Stated exercise | Search the material below for the string "ylabel" and list each line that holds it.

Dataset rows about figures
________________
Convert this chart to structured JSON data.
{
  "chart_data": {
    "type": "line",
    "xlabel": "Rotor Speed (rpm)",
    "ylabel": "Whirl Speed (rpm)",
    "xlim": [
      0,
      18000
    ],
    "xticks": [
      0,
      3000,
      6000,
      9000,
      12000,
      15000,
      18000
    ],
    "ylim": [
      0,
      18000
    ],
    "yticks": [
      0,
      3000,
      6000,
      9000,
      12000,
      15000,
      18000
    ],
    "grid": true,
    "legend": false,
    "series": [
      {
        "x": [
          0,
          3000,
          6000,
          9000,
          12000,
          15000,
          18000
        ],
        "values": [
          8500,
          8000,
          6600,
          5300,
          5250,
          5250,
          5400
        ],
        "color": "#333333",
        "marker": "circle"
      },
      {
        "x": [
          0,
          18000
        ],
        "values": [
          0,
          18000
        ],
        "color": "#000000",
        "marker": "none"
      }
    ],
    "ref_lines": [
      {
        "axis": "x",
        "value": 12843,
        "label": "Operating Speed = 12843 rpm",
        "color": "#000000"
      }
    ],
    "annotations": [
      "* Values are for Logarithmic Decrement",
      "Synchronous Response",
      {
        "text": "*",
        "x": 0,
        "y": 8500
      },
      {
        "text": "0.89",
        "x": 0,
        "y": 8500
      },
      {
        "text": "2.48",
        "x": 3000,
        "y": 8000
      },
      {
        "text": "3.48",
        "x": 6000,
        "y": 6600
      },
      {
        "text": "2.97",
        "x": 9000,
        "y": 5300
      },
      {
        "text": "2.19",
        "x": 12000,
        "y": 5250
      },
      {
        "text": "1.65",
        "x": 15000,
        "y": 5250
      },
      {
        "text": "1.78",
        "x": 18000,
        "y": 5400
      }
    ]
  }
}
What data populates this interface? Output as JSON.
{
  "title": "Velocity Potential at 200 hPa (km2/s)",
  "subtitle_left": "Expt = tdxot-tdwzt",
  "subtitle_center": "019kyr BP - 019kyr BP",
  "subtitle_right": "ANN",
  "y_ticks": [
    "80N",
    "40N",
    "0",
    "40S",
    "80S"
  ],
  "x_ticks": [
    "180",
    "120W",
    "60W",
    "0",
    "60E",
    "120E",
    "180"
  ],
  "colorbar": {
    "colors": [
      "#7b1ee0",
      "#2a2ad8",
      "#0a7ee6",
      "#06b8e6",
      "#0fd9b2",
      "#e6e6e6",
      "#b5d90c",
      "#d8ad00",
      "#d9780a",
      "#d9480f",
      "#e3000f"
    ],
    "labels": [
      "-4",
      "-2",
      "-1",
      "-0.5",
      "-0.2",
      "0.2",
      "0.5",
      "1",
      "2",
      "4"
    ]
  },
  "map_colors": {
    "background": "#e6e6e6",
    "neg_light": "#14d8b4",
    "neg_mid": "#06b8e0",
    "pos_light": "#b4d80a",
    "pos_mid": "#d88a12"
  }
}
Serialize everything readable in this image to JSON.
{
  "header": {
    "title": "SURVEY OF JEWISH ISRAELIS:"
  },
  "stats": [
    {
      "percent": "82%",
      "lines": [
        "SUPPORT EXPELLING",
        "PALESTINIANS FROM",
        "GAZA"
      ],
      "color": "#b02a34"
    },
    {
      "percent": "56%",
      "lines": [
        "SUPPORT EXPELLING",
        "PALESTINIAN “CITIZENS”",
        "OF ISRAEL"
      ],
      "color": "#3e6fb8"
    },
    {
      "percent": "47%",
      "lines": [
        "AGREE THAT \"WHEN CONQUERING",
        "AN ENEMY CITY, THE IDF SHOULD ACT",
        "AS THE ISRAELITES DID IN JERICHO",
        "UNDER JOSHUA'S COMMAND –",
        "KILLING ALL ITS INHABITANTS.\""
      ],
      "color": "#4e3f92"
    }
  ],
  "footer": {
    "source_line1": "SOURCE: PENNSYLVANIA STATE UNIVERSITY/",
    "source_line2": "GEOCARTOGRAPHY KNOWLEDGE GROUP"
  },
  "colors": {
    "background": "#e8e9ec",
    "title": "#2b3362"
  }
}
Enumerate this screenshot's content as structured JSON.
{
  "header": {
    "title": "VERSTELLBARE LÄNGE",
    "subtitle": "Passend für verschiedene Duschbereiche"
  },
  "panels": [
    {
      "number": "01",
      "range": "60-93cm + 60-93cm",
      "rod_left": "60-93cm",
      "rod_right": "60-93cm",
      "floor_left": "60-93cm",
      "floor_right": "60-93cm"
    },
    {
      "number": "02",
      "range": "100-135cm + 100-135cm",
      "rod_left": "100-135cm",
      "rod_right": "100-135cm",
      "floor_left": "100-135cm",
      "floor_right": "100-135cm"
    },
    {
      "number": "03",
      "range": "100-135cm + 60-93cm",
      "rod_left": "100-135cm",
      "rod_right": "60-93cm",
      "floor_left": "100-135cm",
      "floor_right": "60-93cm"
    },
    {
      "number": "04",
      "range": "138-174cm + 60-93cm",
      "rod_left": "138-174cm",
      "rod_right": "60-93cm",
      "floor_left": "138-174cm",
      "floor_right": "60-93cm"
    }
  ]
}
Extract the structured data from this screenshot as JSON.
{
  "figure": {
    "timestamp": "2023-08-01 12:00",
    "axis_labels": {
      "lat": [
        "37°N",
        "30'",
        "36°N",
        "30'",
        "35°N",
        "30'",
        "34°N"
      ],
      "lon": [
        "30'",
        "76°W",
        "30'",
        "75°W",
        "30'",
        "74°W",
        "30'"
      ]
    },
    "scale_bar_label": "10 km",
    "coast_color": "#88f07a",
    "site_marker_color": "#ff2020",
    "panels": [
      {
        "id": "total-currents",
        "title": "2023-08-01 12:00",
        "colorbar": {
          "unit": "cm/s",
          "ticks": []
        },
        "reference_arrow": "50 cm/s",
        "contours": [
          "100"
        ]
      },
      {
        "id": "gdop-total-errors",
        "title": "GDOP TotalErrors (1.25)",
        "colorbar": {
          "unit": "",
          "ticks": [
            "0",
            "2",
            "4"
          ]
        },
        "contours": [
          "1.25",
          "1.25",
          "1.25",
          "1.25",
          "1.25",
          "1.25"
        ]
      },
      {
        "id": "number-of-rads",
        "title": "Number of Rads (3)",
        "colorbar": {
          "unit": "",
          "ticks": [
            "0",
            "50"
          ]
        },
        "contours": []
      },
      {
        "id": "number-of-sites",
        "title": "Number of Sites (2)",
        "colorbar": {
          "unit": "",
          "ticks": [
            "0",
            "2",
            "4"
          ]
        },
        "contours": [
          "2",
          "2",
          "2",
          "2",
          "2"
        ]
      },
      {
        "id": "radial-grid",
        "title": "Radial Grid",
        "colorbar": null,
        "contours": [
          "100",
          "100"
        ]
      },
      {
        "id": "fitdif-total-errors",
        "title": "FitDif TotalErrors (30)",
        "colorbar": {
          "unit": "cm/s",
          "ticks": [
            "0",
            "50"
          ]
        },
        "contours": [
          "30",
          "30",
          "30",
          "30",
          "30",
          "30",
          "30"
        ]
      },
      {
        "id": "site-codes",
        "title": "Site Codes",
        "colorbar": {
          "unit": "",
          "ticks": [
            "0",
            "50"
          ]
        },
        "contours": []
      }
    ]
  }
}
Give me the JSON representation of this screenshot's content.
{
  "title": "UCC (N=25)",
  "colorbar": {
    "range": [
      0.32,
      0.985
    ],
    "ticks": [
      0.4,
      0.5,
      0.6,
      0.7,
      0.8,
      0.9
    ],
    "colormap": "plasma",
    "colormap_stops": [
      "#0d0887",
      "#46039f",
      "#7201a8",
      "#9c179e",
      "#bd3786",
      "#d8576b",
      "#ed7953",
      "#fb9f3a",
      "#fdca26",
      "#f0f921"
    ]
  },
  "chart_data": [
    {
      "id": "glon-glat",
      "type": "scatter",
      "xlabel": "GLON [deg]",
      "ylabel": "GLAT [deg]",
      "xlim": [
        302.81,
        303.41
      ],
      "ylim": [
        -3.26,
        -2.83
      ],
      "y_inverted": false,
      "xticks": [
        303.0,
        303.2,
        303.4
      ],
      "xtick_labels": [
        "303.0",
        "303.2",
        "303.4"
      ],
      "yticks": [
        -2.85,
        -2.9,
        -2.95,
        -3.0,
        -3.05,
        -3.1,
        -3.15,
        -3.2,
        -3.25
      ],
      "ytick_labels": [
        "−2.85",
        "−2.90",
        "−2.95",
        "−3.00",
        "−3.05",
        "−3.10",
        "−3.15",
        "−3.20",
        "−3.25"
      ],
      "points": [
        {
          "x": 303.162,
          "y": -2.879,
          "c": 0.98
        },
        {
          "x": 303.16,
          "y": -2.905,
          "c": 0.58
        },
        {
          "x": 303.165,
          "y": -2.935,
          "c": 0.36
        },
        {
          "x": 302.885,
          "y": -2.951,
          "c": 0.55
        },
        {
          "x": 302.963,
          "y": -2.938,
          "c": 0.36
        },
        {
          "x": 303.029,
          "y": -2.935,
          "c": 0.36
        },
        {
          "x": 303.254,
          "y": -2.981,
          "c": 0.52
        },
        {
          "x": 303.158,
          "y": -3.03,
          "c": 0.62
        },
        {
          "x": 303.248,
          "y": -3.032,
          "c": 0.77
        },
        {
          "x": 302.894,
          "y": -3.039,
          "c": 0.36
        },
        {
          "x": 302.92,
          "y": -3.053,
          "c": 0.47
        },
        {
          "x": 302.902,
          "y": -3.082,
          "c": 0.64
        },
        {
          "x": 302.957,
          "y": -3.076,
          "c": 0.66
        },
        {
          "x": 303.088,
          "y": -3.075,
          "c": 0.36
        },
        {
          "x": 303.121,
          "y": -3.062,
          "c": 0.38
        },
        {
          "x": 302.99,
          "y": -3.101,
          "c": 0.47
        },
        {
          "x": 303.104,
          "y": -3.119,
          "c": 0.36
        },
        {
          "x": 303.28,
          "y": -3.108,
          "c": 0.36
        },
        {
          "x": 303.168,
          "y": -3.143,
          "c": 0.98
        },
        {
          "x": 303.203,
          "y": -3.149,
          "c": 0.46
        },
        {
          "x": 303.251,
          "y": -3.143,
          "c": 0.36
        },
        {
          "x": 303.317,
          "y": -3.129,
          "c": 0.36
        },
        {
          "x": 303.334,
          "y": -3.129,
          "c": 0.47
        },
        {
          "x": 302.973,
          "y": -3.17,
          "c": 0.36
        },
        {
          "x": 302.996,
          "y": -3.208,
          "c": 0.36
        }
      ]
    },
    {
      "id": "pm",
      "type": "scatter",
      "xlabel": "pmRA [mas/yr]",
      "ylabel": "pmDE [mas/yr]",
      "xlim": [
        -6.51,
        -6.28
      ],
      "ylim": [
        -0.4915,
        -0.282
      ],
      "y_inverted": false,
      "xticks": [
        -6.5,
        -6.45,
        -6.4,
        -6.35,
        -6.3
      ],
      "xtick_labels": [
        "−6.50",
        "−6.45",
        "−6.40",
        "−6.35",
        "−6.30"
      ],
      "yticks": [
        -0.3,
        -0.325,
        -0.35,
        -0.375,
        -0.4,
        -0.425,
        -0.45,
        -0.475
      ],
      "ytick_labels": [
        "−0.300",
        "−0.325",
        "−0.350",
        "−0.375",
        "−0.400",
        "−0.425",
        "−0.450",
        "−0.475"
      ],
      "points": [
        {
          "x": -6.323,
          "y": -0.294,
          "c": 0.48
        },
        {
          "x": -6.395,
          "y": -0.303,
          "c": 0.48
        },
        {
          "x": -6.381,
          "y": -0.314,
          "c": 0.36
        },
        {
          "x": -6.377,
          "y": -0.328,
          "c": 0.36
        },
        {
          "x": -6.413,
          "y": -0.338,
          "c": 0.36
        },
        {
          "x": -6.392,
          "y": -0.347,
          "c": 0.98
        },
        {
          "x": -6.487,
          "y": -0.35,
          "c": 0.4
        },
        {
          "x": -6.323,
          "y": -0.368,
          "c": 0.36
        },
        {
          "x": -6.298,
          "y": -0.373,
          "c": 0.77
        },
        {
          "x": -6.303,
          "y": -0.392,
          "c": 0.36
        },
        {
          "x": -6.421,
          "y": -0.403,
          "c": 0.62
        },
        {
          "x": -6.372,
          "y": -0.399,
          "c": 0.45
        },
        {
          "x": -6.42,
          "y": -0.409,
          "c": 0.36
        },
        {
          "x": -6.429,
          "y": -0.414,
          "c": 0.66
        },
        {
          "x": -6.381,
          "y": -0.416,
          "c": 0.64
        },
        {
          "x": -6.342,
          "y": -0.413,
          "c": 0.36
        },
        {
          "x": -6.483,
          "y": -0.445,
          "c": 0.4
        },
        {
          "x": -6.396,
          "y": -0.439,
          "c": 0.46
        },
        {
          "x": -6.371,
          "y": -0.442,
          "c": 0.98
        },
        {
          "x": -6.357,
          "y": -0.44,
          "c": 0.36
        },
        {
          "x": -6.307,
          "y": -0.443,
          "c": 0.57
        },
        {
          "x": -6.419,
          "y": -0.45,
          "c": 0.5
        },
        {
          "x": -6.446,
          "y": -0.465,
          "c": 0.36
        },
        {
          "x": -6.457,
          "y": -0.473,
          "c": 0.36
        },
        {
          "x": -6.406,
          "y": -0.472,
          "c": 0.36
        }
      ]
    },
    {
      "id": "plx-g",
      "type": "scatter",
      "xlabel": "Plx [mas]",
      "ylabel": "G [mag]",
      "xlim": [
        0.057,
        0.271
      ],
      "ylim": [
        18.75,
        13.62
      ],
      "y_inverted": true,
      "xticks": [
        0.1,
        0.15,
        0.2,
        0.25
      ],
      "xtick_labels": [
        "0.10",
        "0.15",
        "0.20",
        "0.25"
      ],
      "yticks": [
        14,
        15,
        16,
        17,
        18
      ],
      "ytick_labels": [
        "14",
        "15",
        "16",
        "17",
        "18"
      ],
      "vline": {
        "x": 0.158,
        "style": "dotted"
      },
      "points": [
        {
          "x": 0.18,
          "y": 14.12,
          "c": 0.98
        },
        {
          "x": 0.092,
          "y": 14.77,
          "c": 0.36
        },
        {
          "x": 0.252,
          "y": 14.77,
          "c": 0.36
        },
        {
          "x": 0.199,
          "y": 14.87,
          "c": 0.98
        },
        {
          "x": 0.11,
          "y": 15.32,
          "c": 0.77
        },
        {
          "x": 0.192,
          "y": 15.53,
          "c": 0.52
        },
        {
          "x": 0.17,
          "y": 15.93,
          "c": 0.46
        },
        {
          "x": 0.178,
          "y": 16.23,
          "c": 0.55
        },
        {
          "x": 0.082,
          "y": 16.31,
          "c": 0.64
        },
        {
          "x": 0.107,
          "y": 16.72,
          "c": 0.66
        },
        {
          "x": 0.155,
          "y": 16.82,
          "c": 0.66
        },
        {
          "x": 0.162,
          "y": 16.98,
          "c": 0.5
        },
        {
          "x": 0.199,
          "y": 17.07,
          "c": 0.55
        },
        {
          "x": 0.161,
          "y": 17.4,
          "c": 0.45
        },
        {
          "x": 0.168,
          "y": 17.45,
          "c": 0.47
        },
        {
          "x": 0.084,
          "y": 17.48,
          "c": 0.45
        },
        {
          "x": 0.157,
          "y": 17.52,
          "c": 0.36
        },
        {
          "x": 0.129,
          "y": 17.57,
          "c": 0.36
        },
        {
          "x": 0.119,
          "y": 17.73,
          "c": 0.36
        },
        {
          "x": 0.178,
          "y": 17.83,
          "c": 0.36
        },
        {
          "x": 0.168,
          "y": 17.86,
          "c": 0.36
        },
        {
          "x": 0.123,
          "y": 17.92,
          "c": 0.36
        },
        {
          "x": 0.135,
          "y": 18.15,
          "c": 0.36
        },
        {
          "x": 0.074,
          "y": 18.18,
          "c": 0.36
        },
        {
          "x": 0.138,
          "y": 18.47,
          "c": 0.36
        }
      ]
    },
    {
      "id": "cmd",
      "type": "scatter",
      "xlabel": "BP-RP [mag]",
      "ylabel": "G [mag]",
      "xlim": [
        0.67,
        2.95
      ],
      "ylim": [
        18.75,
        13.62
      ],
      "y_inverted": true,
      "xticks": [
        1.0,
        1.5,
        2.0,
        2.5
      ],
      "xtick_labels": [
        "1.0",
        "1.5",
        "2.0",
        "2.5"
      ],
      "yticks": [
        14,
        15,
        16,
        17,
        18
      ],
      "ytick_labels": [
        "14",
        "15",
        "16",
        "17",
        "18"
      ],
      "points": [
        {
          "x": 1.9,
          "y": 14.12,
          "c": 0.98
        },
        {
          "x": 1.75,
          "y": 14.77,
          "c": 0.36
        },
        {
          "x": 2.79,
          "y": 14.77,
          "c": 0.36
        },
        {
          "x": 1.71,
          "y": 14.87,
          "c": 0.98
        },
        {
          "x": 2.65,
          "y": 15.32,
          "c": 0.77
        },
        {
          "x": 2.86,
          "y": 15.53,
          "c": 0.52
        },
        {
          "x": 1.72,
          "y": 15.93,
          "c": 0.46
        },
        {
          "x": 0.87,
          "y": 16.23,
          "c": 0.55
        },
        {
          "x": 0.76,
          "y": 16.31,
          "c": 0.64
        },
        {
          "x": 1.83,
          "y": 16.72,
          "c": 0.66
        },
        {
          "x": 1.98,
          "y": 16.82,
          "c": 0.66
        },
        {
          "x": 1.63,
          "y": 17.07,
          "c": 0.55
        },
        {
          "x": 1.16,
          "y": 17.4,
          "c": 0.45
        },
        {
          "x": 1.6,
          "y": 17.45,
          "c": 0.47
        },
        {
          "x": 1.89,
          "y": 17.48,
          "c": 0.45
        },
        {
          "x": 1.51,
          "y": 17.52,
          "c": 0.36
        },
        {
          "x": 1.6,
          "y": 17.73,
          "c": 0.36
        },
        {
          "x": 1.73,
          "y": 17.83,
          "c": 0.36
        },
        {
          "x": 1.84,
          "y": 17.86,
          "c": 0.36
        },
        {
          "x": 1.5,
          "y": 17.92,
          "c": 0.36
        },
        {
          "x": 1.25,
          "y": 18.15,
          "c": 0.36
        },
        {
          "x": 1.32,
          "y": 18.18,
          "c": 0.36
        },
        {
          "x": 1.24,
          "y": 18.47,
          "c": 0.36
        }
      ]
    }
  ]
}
________________
Exercise response |
    "ylabel": "Whirl Speed (rpm)",
      "ylabel": "GLAT [deg]",
      "ylabel": "pmDE [mas/yr]",
      "ylabel": "G [mag]",
      "ylabel": "G [mag]",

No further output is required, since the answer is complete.